+++ TEXTAUSZUG

Haben die Volkskomitees die politischen Unruhen des Vorjahres durch ihre Tätigkeit mit vorbereitet?
Dass die Proteste derartig explodiert sind, konnte zwar keiner vorhersehen. Aber einer der auslösenden Faktoren war zweifellos der Confederations Cup. Und die Komitees haben in den WM-Städten dabei geholfen, ein kritisches Bewusstsein zu stärken, indem sie insbesondere die Verdrängungsprozesse und Menschenrechtsverletzungen im Zuge der WM-Vorbereitungen ausführlich dokumentiert haben. Es ist bemerkenswert: In jeder Bar, an jeder Bushaltestelle und Straßenecke trifft man heute Leute, die sehr gut darüber informiert sind, was für negative Folgen die WM hat.
30, ist Stadtforscher an der Staatlichen Universität von Rio de Janeiro (UFRG). Er engagiert sich seit Jahren im WM-Volkskomitee Rio de Janeiro.
Oft heißt es, dass die Aktivisten mehrheitlich aus der Mittelschicht kommen.
Zu uns gehören auch Vertreter der armen „comunidades“ und der von Zwangsumsiedlung betroffenen Viertel. Ohnehin artikulieren sich früher marginalisierte Gruppen zunehmend selber. Nehmen wir die „Garís“, die Straßenkehrer Rios, traditionell eine arme Berufsgruppe, der viele Schwarze angehören: Sie haben dieses Jahr einen großen Streik organisiert. Und in einigen Favelas der Stadt wird regelmäßig gegen die Militarisierung des Alltags durch die UPP´s, die angebliche „Befriedungspolizei“, demonstriert. Nur werden diese Proteste in den „comunidades“ von den großen Medien meistens kriminalisiert.
Herr Mehl, Sie sind ja ein bekennender Fußball-Fan…
Vor allem bin ich Anhänger von Vasco da Gama…
Und warum gerade des Vereins der portugiesischen Einwanderer in Rio?
Weil mein Vater schon „Vascaíno“ war. Außerdem hat Vasco eine wichtige Rolle im Kampf gegen den Rassismus gespielt. Es war der erste Verein Rios, bei dem Schwarze mitspielen durften und ist bis heute der einzige wichtige Klub aus dem proletarischen Norden der Stadt. In der bürgerlichen „Südzone“ ist Vasco jedenfalls nicht besonders populär.
Sie haben die Proteste gegen den Umbau des Maracanã -Stadions mitorganisiert. Was stört Sie daran?
Vieles. Das Stadion ist in den letzten 15 Jahren bereits zwei Mal für viel Geld renoviert worden. Dann wurde das Maracanã 2010 ohne jegliche öffentliche Debatte geschlossen und bis auf seine Grundmauern abgerissen. Um den Denkmalschutz zu genügen, wurde die äußere Struktur zwar erhalten, aber ein völlig neues Stadion errichtet.
Und was ist nun anders?

++++++
+++ DATENZEILEN

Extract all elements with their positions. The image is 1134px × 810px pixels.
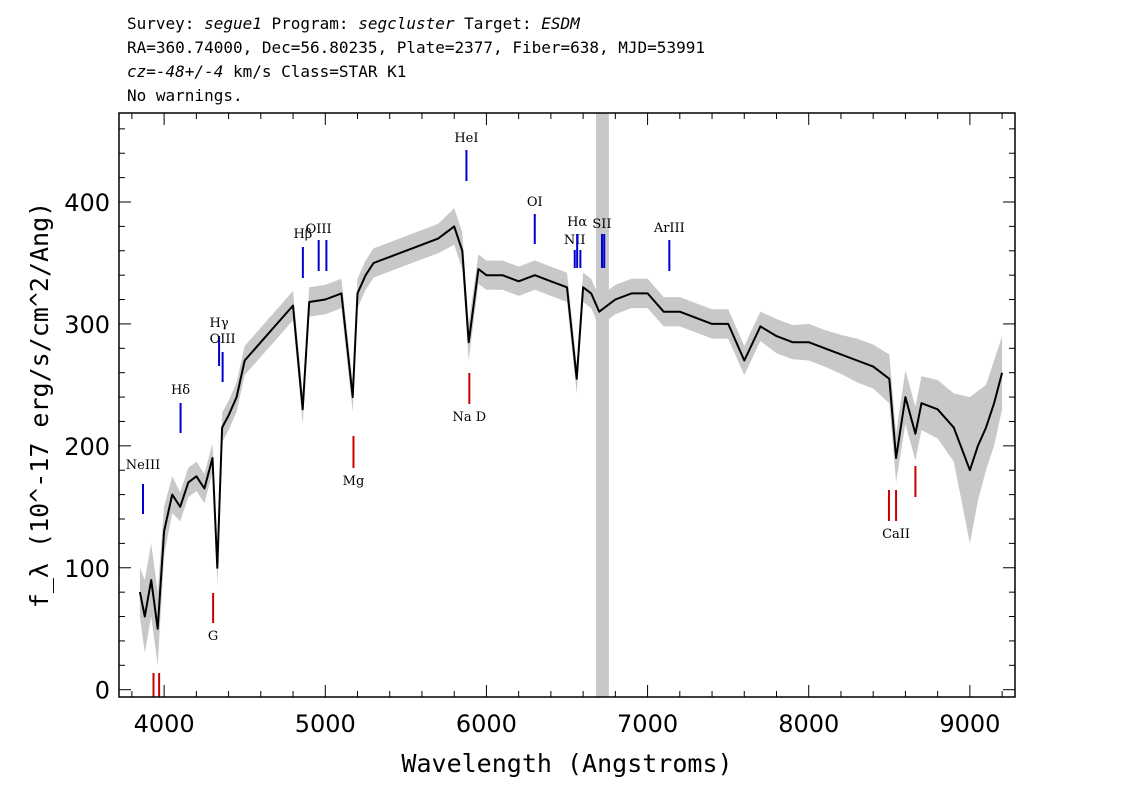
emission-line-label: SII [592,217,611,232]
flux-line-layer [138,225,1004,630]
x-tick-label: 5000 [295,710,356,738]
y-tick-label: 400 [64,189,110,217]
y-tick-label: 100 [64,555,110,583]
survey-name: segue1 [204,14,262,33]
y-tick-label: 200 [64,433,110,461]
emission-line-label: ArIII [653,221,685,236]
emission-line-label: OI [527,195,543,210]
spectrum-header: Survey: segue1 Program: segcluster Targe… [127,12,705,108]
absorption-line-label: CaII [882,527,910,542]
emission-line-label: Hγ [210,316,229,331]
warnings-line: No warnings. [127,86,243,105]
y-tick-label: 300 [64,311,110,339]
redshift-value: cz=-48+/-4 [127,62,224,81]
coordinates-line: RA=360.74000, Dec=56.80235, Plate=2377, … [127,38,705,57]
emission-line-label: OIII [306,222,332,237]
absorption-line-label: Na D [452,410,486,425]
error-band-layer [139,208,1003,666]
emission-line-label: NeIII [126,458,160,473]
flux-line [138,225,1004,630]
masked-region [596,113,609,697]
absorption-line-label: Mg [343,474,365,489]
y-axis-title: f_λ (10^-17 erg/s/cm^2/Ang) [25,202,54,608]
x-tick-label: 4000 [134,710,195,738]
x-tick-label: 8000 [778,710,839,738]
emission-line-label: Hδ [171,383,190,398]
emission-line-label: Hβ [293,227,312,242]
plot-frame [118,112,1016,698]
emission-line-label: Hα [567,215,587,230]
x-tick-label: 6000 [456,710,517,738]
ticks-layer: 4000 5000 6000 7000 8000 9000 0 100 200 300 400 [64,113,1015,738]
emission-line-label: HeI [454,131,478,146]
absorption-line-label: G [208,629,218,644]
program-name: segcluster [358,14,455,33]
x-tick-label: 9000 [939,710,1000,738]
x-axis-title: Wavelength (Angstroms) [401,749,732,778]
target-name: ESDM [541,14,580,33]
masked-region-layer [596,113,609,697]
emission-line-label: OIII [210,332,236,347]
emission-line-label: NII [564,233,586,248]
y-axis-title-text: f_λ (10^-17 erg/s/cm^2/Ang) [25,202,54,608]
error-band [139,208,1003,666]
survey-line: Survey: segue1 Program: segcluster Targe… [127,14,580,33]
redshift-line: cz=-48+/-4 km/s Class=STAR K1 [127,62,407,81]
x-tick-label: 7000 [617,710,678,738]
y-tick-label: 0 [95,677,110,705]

++++++
+++ DATENZEILEN

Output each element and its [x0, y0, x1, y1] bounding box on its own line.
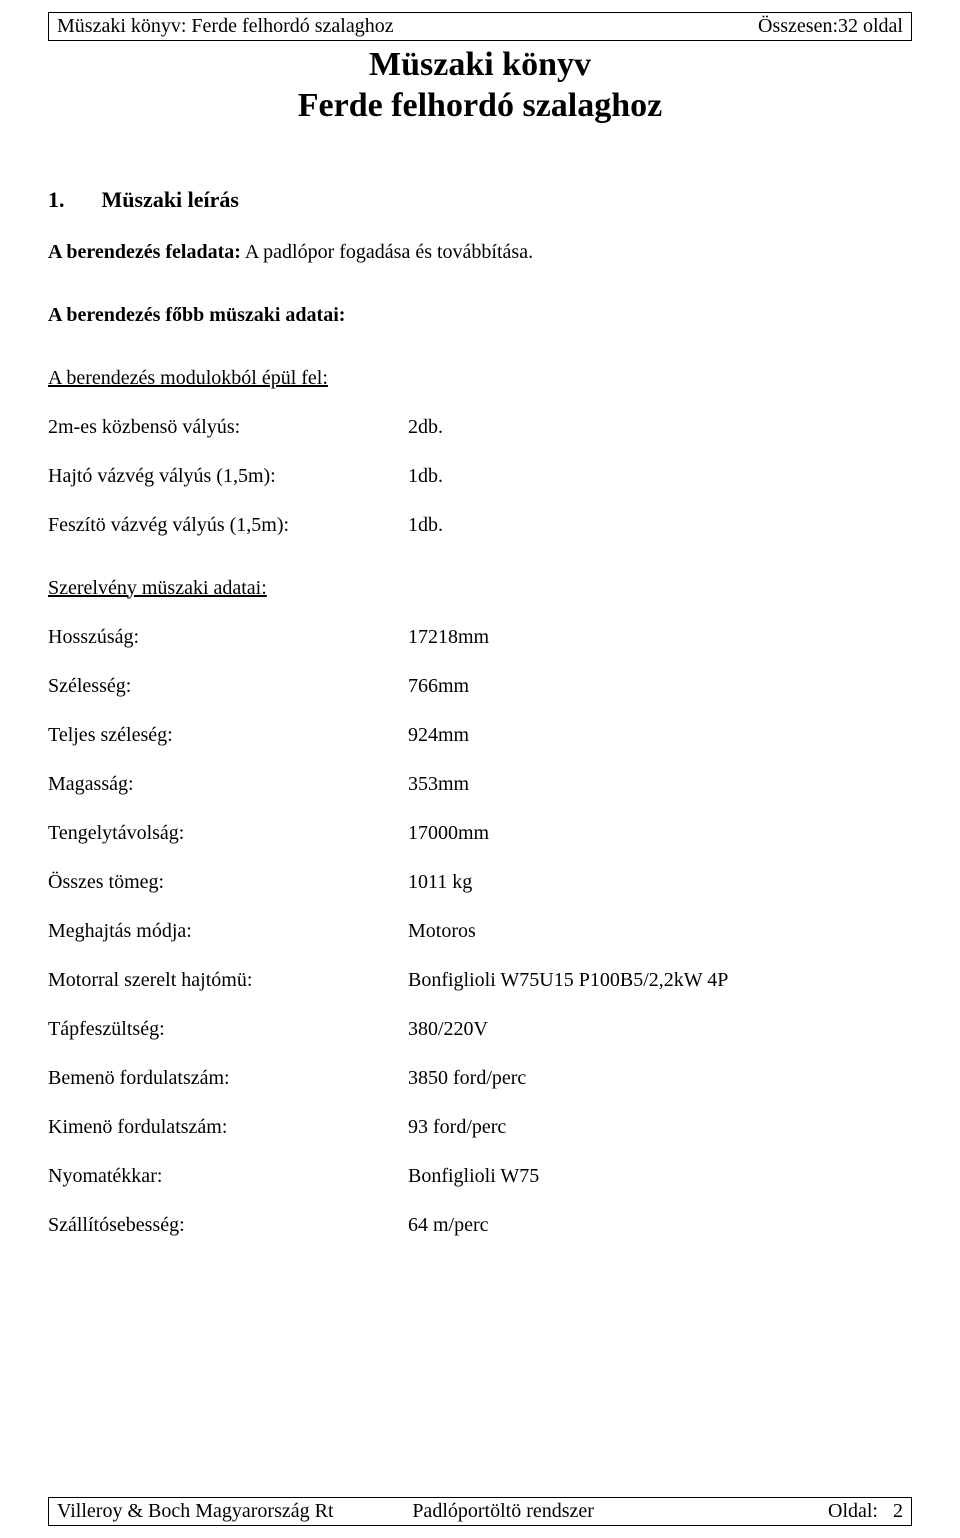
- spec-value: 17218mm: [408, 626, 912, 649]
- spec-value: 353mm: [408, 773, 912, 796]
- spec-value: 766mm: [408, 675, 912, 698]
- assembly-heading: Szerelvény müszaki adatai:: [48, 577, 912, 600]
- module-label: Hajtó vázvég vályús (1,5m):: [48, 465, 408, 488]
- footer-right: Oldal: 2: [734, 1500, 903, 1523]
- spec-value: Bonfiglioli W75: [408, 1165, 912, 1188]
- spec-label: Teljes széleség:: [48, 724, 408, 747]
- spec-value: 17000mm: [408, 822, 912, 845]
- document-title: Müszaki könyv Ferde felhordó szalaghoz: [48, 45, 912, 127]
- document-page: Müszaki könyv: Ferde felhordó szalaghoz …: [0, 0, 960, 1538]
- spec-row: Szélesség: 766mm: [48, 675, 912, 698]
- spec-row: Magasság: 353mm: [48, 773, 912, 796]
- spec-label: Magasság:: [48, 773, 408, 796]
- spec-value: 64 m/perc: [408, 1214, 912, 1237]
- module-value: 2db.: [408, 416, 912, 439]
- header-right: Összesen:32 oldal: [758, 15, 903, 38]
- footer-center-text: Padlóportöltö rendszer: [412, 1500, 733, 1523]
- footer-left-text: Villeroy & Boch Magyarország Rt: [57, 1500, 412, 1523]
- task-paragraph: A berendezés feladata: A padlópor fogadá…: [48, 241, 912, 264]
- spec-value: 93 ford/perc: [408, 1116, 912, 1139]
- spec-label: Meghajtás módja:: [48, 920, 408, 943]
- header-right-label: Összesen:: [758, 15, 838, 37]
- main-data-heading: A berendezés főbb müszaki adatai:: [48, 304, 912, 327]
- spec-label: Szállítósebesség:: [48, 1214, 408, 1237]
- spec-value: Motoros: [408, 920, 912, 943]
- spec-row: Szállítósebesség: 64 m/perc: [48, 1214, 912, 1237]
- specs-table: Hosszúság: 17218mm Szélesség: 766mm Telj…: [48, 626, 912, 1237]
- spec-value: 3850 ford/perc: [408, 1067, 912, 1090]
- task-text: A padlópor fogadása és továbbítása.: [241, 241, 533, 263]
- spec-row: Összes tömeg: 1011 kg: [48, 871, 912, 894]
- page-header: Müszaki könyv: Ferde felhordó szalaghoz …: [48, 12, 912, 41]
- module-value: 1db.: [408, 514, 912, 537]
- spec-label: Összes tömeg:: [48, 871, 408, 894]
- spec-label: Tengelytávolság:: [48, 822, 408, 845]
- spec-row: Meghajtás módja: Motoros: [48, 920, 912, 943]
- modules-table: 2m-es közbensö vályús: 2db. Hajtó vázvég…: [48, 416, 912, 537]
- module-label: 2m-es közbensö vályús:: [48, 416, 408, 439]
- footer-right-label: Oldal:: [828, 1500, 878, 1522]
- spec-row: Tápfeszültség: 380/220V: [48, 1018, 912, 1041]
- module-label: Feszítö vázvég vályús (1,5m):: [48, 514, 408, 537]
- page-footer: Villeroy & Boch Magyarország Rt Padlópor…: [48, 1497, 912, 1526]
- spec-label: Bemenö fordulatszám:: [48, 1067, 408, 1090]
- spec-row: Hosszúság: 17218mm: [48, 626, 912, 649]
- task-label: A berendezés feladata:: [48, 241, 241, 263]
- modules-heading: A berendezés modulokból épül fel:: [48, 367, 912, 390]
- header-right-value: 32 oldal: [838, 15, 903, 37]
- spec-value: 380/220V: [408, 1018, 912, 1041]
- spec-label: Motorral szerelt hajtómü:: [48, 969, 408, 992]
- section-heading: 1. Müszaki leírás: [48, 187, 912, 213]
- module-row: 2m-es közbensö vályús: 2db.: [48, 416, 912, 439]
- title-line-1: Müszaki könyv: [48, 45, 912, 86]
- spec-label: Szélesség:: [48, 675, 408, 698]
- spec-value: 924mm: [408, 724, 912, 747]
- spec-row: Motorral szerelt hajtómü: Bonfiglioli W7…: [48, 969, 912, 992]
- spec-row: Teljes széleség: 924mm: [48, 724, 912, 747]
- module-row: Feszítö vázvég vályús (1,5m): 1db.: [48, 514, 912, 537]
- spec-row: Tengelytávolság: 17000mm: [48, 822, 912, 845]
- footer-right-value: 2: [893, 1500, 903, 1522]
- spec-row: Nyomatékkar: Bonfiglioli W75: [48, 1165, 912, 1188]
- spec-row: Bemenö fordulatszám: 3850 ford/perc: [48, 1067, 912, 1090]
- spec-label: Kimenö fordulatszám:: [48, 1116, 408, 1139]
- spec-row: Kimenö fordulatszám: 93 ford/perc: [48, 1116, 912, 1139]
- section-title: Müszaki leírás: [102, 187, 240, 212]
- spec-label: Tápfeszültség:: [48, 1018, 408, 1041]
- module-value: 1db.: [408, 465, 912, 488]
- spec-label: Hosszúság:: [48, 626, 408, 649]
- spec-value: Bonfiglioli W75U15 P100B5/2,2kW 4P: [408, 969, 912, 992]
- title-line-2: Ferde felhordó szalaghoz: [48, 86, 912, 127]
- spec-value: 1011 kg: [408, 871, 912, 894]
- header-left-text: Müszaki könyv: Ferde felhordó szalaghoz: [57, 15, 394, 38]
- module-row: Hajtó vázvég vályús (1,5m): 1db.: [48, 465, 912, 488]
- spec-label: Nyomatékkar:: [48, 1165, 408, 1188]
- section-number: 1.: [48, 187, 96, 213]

++++++

▶ [AUFGABE]
Nenne alle Orte, an denen man laut dem Interview über die WM-Proteste heute Leute trifft, die über die negativen Folgen der WM gut informiert sind.

▶ [ANTWORT]
Bar, Bushaltestelle, Straßenecke